*SET EXERCISE*
Track down each line that has the word "content" and copy it.

*Figure dataset records*
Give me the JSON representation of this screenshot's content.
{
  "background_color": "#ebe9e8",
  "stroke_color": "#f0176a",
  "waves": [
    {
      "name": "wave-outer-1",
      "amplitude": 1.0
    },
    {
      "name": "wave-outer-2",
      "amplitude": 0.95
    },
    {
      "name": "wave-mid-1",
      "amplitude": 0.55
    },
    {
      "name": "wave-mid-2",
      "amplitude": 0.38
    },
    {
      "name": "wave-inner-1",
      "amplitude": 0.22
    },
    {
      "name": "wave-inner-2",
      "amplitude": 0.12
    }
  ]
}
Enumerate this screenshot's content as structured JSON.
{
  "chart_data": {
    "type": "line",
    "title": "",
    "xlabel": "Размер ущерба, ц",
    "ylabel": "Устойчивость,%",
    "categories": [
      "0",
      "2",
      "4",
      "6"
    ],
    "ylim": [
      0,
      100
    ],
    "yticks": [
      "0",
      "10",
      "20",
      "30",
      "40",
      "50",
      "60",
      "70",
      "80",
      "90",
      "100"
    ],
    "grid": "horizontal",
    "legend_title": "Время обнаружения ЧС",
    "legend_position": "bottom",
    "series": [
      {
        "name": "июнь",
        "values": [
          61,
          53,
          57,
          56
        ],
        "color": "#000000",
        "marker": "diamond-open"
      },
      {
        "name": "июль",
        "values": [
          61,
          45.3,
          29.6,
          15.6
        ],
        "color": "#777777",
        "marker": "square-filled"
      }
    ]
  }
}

*FULL SOLUTION*
Give me the JSON representation of this screenshot's content.
Enumerate this screenshot's content as structured JSON.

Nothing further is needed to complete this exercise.